### Input records:
-- BEGIN --
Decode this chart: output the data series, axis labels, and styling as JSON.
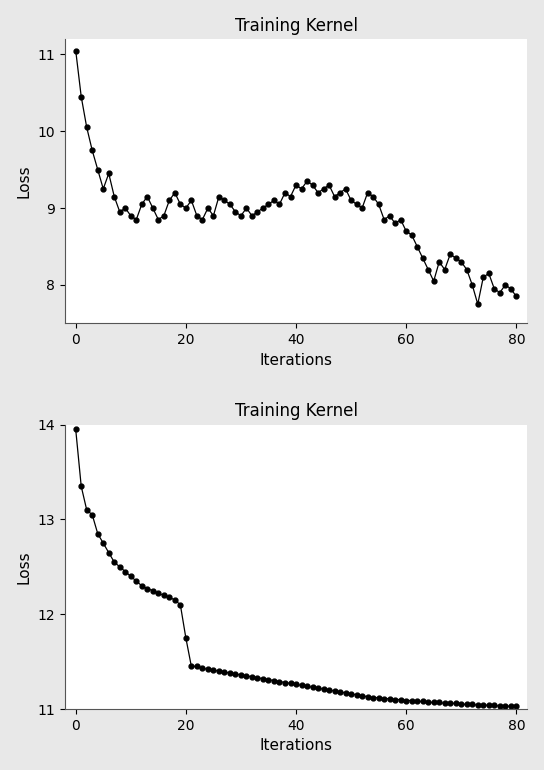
{
  "title": "Training Kernel",
  "xlabel": "Iterations",
  "ylabel": "Loss",
  "plot1": {
    "x": [
      0,
      1,
      2,
      3,
      4,
      5,
      6,
      7,
      8,
      9,
      10,
      11,
      12,
      13,
      14,
      15,
      16,
      17,
      18,
      19,
      20,
      21,
      22,
      23,
      24,
      25,
      26,
      27,
      28,
      29,
      30,
      31,
      32,
      33,
      34,
      35,
      36,
      37,
      38,
      39,
      40,
      41,
      42,
      43,
      44,
      45,
      46,
      47,
      48,
      49,
      50,
      51,
      52,
      53,
      54,
      55,
      56,
      57,
      58,
      59,
      60,
      61,
      62,
      63,
      64,
      65,
      66,
      67,
      68,
      69,
      70,
      71,
      72,
      73,
      74,
      75,
      76,
      77,
      78,
      79,
      80
    ],
    "y": [
      11.05,
      10.45,
      10.05,
      9.75,
      9.5,
      9.25,
      9.45,
      9.15,
      8.95,
      9.0,
      8.9,
      8.85,
      9.05,
      9.15,
      9.0,
      8.85,
      8.9,
      9.1,
      9.2,
      9.05,
      9.0,
      9.1,
      8.9,
      8.85,
      9.0,
      8.9,
      9.15,
      9.1,
      9.05,
      8.95,
      8.9,
      9.0,
      8.9,
      8.95,
      9.0,
      9.05,
      9.1,
      9.05,
      9.2,
      9.15,
      9.3,
      9.25,
      9.35,
      9.3,
      9.2,
      9.25,
      9.3,
      9.15,
      9.2,
      9.25,
      9.1,
      9.05,
      9.0,
      9.2,
      9.15,
      9.05,
      8.85,
      8.9,
      8.8,
      8.85,
      8.7,
      8.65,
      8.5,
      8.35,
      8.2,
      8.05,
      8.3,
      8.2,
      8.4,
      8.35,
      8.3,
      8.2,
      8.0,
      7.75,
      8.1,
      8.15,
      7.95,
      7.9,
      8.0,
      7.95,
      7.85
    ],
    "ylim": [
      7.5,
      11.2
    ],
    "yticks": [
      8,
      9,
      10,
      11
    ]
  },
  "plot2": {
    "x": [
      0,
      1,
      2,
      3,
      4,
      5,
      6,
      7,
      8,
      9,
      10,
      11,
      12,
      13,
      14,
      15,
      16,
      17,
      18,
      19,
      20,
      21,
      22,
      23,
      24,
      25,
      26,
      27,
      28,
      29,
      30,
      31,
      32,
      33,
      34,
      35,
      36,
      37,
      38,
      39,
      40,
      41,
      42,
      43,
      44,
      45,
      46,
      47,
      48,
      49,
      50,
      51,
      52,
      53,
      54,
      55,
      56,
      57,
      58,
      59,
      60,
      61,
      62,
      63,
      64,
      65,
      66,
      67,
      68,
      69,
      70,
      71,
      72,
      73,
      74,
      75,
      76,
      77,
      78,
      79,
      80
    ],
    "y": [
      13.95,
      13.35,
      13.1,
      13.05,
      12.85,
      12.75,
      12.65,
      12.55,
      12.5,
      12.45,
      12.4,
      12.35,
      12.3,
      12.27,
      12.25,
      12.22,
      12.2,
      12.18,
      12.15,
      12.1,
      11.75,
      11.45,
      11.45,
      11.43,
      11.42,
      11.41,
      11.4,
      11.39,
      11.38,
      11.37,
      11.36,
      11.35,
      11.34,
      11.33,
      11.32,
      11.31,
      11.3,
      11.29,
      11.28,
      11.27,
      11.26,
      11.25,
      11.24,
      11.23,
      11.22,
      11.21,
      11.2,
      11.19,
      11.18,
      11.17,
      11.16,
      11.15,
      11.14,
      11.13,
      11.12,
      11.12,
      11.11,
      11.11,
      11.1,
      11.1,
      11.09,
      11.09,
      11.08,
      11.08,
      11.07,
      11.07,
      11.07,
      11.06,
      11.06,
      11.06,
      11.05,
      11.05,
      11.05,
      11.04,
      11.04,
      11.04,
      11.04,
      11.03,
      11.03,
      11.03,
      11.03
    ],
    "ylim": [
      11.0,
      14.0
    ],
    "yticks": [
      11,
      12,
      13,
      14
    ]
  },
  "line_color": "#000000",
  "marker": "o",
  "markersize": 3.5,
  "linewidth": 0.9,
  "figsize": [
    5.44,
    7.7
  ],
  "dpi": 100,
  "fig_facecolor": "#e8e8e8",
  "ax_facecolor": "#ffffff",
  "title_fontsize": 12,
  "label_fontsize": 11,
  "tick_fontsize": 10
}
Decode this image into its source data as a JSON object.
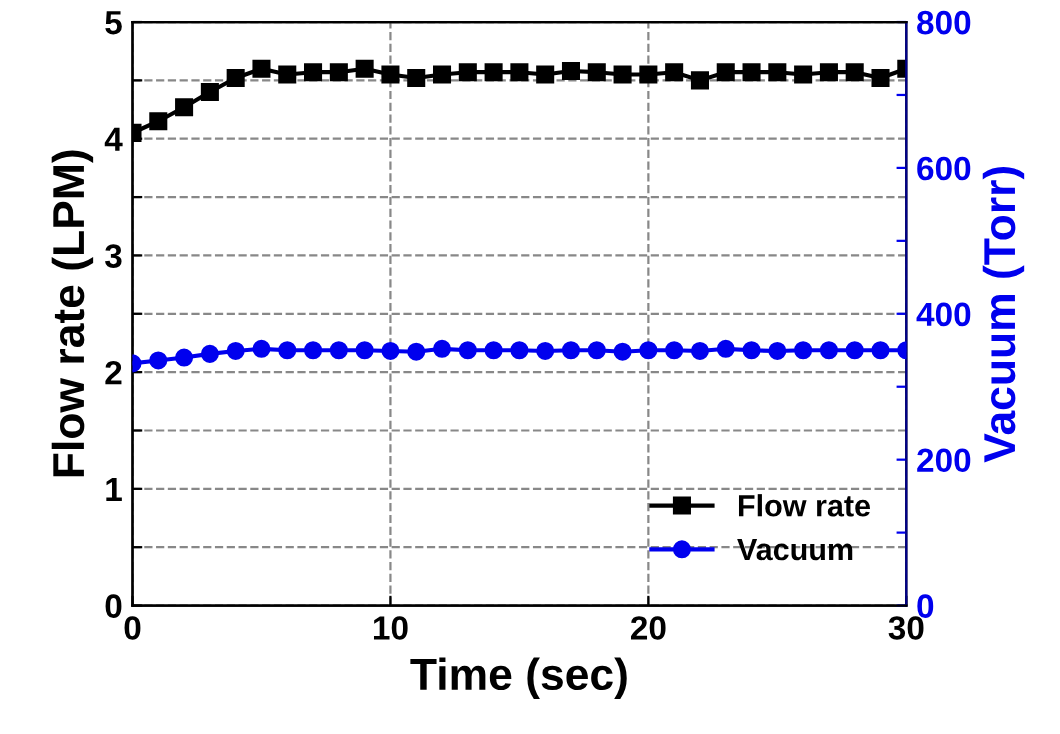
{
  "chart_data": {
    "type": "line",
    "xlabel": "Time (sec)",
    "ylabel": "Flow rate (LPM)",
    "y2label": "Vacuum (Torr)",
    "x": [
      0,
      1,
      2,
      3,
      4,
      5,
      6,
      7,
      8,
      9,
      10,
      11,
      12,
      13,
      14,
      15,
      16,
      17,
      18,
      19,
      20,
      21,
      22,
      23,
      24,
      25,
      26,
      27,
      28,
      29,
      30
    ],
    "series": [
      {
        "name": "Flow rate",
        "color": "#000000",
        "marker": "square",
        "values": [
          4.05,
          4.15,
          4.27,
          4.4,
          4.52,
          4.6,
          4.55,
          4.57,
          4.57,
          4.6,
          4.55,
          4.52,
          4.55,
          4.57,
          4.57,
          4.57,
          4.55,
          4.58,
          4.57,
          4.55,
          4.55,
          4.57,
          4.5,
          4.57,
          4.57,
          4.57,
          4.55,
          4.57,
          4.57,
          4.52,
          4.6
        ]
      },
      {
        "name": "Vacuum",
        "color": "#0000ee",
        "marker": "circle",
        "axis": "y2",
        "values": [
          332,
          336,
          340,
          345,
          349,
          352,
          350,
          350,
          350,
          350,
          349,
          348,
          352,
          350,
          350,
          350,
          349,
          350,
          350,
          348,
          350,
          350,
          349,
          352,
          350,
          349,
          350,
          350,
          350,
          350,
          350
        ]
      }
    ],
    "xlim": [
      0,
      30
    ],
    "xticks": [
      0,
      10,
      20,
      30
    ],
    "ylim": [
      0,
      5
    ],
    "yticks": [
      0,
      {
        "value": 0.5,
        "label": null
      },
      1,
      {
        "value": 1.5,
        "label": null
      },
      2,
      {
        "value": 2.5,
        "label": null
      },
      3,
      {
        "value": 3.5,
        "label": null
      },
      4,
      {
        "value": 4.5,
        "label": null
      },
      5
    ],
    "y2lim": [
      0,
      800
    ],
    "y2ticks": [
      0,
      {
        "value": 100,
        "label": null
      },
      200,
      {
        "value": 300,
        "label": null
      },
      400,
      {
        "value": 500,
        "label": null
      },
      600,
      {
        "value": 700,
        "label": null
      },
      800
    ],
    "grid": true,
    "legend": "bottom right",
    "line_style": "solid"
  }
}
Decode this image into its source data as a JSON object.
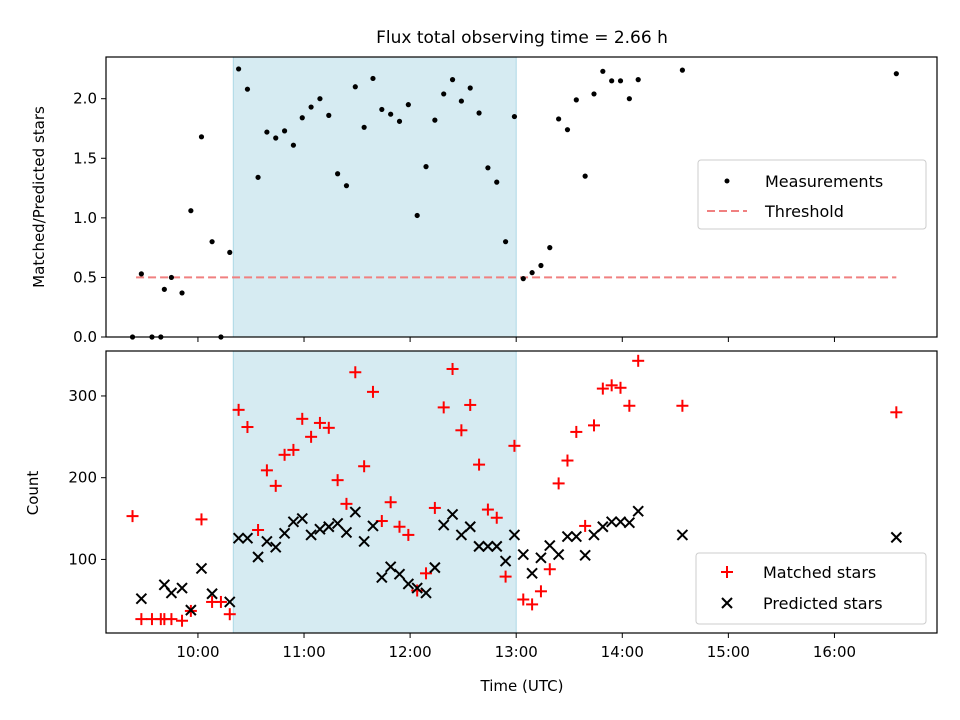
-- END --
Retype all entries exactly as they appear, dropping the images.

Decode this chart: output the data series, axis labels, and styling as JSON.
{
  "title": "Training Kernel",
  "xlabel": "Iterations",
  "ylabel": "Loss",
  "plot1": {
    "x": [
      0,
      1,
      2,
      3,
      4,
      5,
      6,
      7,
      8,
      9,
      10,
      11,
      12,
      13,
      14,
      15,
      16,
      17,
      18,
      19,
      20,
      21,
      22,
      23,
      24,
      25,
      26,
      27,
      28,
      29,
      30,
      31,
      32,
      33,
      34,
      35,
      36,
      37,
      38,
      39,
      40,
      41,
      42,
      43,
      44,
      45,
      46,
      47,
      48,
      49,
      50,
      51,
      52,
      53,
      54,
      55,
      56,
      57,
      58,
      59,
      60,
      61,
      62,
      63,
      64,
      65,
      66,
      67,
      68,
      69,
      70,
      71,
      72,
      73,
      74,
      75,
      76,
      77,
      78,
      79,
      80
    ],
    "y": [
      11.05,
      10.45,
      10.05,
      9.75,
      9.5,
      9.25,
      9.45,
      9.15,
      8.95,
      9.0,
      8.9,
      8.85,
      9.05,
      9.15,
      9.0,
      8.85,
      8.9,
      9.1,
      9.2,
      9.05,
      9.0,
      9.1,
      8.9,
      8.85,
      9.0,
      8.9,
      9.15,
      9.1,
      9.05,
      8.95,
      8.9,
      9.0,
      8.9,
      8.95,
      9.0,
      9.05,
      9.1,
      9.05,
      9.2,
      9.15,
      9.3,
      9.25,
      9.35,
      9.3,
      9.2,
      9.25,
      9.3,
      9.15,
      9.2,
      9.25,
      9.1,
      9.05,
      9.0,
      9.2,
      9.15,
      9.05,
      8.85,
      8.9,
      8.8,
      8.85,
      8.7,
      8.65,
      8.5,
      8.35,
      8.2,
      8.05,
      8.3,
      8.2,
      8.4,
      8.35,
      8.3,
      8.2,
      8.0,
      7.75,
      8.1,
      8.15,
      7.95,
      7.9,
      8.0,
      7.95,
      7.85
    ],
    "ylim": [
      7.5,
      11.2
    ],
    "yticks": [
      8,
      9,
      10,
      11
    ]
  },
  "plot2": {
    "x": [
      0,
      1,
      2,
      3,
      4,
      5,
      6,
      7,
      8,
      9,
      10,
      11,
      12,
      13,
      14,
      15,
      16,
      17,
      18,
      19,
      20,
      21,
      22,
      23,
      24,
      25,
      26,
      27,
      28,
      29,
      30,
      31,
      32,
      33,
      34,
      35,
      36,
      37,
      38,
      39,
      40,
      41,
      42,
      43,
      44,
      45,
      46,
      47,
      48,
      49,
      50,
      51,
      52,
      53,
      54,
      55,
      56,
      57,
      58,
      59,
      60,
      61,
      62,
      63,
      64,
      65,
      66,
      67,
      68,
      69,
      70,
      71,
      72,
      73,
      74,
      75,
      76,
      77,
      78,
      79,
      80
    ],
    "y": [
      13.95,
      13.35,
      13.1,
      13.05,
      12.85,
      12.75,
      12.65,
      12.55,
      12.5,
      12.45,
      12.4,
      12.35,
      12.3,
      12.27,
      12.25,
      12.22,
      12.2,
      12.18,
      12.15,
      12.1,
      11.75,
      11.45,
      11.45,
      11.43,
      11.42,
      11.41,
      11.4,
      11.39,
      11.38,
      11.37,
      11.36,
      11.35,
      11.34,
      11.33,
      11.32,
      11.31,
      11.3,
      11.29,
      11.28,
      11.27,
      11.26,
      11.25,
      11.24,
      11.23,
      11.22,
      11.21,
      11.2,
      11.19,
      11.18,
      11.17,
      11.16,
      11.15,
      11.14,
      11.13,
      11.12,
      11.12,
      11.11,
      11.11,
      11.1,
      11.1,
      11.09,
      11.09,
      11.08,
      11.08,
      11.07,
      11.07,
      11.07,
      11.06,
      11.06,
      11.06,
      11.05,
      11.05,
      11.05,
      11.04,
      11.04,
      11.04,
      11.04,
      11.03,
      11.03,
      11.03,
      11.03
    ],
    "ylim": [
      11.0,
      14.0
    ],
    "yticks": [
      11,
      12,
      13,
      14
    ]
  },
  "line_color": "#000000",
  "marker": "o",
  "markersize": 3.5,
  "linewidth": 0.9,
  "figsize": [
    5.44,
    7.7
  ],
  "dpi": 100,
  "fig_facecolor": "#e8e8e8",
  "ax_facecolor": "#ffffff",
  "title_fontsize": 12,
  "label_fontsize": 11,
  "tick_fontsize": 10
}
Decode this image into its source data as a JSON object.
{
  "chart_data": {
    "type": "line",
    "xlabel": "Time (sec)",
    "ylabel": "Flow rate (LPM)",
    "y2label": "Vacuum (Torr)",
    "x": [
      0,
      1,
      2,
      3,
      4,
      5,
      6,
      7,
      8,
      9,
      10,
      11,
      12,
      13,
      14,
      15,
      16,
      17,
      18,
      19,
      20,
      21,
      22,
      23,
      24,
      25,
      26,
      27,
      28,
      29,
      30
    ],
    "series": [
      {
        "name": "Flow rate",
        "color": "#000000",
        "marker": "square",
        "values": [
          4.05,
          4.15,
          4.27,
          4.4,
          4.52,
          4.6,
          4.55,
          4.57,
          4.57,
          4.6,
          4.55,
          4.52,
          4.55,
          4.57,
          4.57,
          4.57,
          4.55,
          4.58,
          4.57,
          4.55,
          4.55,
          4.57,
          4.5,
          4.57,
          4.57,
          4.57,
          4.55,
          4.57,
          4.57,
          4.52,
          4.6
        ]
      },
      {
        "name": "Vacuum",
        "color": "#0000ee",
        "marker": "circle",
        "axis": "y2",
        "values": [
          332,
          336,
          340,
          345,
          349,
          352,
          350,
          350,
          350,
          350,
          349,
          348,
          352,
          350,
          350,
          350,
          349,
          350,
          350,
          348,
          350,
          350,
          349,
          352,
          350,
          349,
          350,
          350,
          350,
          350,
          350
        ]
      }
    ],
    "xlim": [
      0,
      30
    ],
    "xticks": [
      0,
      10,
      20,
      30
    ],
    "ylim": [
      0,
      5
    ],
    "yticks": [
      0,
      {
        "value": 0.5,
        "label": null
      },
      1,
      {
        "value": 1.5,
        "label": null
      },
      2,
      {
        "value": 2.5,
        "label": null
      },
      3,
      {
        "value": 3.5,
        "label": null
      },
      4,
      {
        "value": 4.5,
        "label": null
      },
      5
    ],
    "y2lim": [
      0,
      800
    ],
    "y2ticks": [
      0,
      {
        "value": 100,
        "label": null
      },
      200,
      {
        "value": 300,
        "label": null
      },
      400,
      {
        "value": 500,
        "label": null
      },
      600,
      {
        "value": 700,
        "label": null
      },
      800
    ],
    "grid": true,
    "legend": "bottom right",
    "line_style": "solid"
  }
}
Decode this image into its source data as a JSON object.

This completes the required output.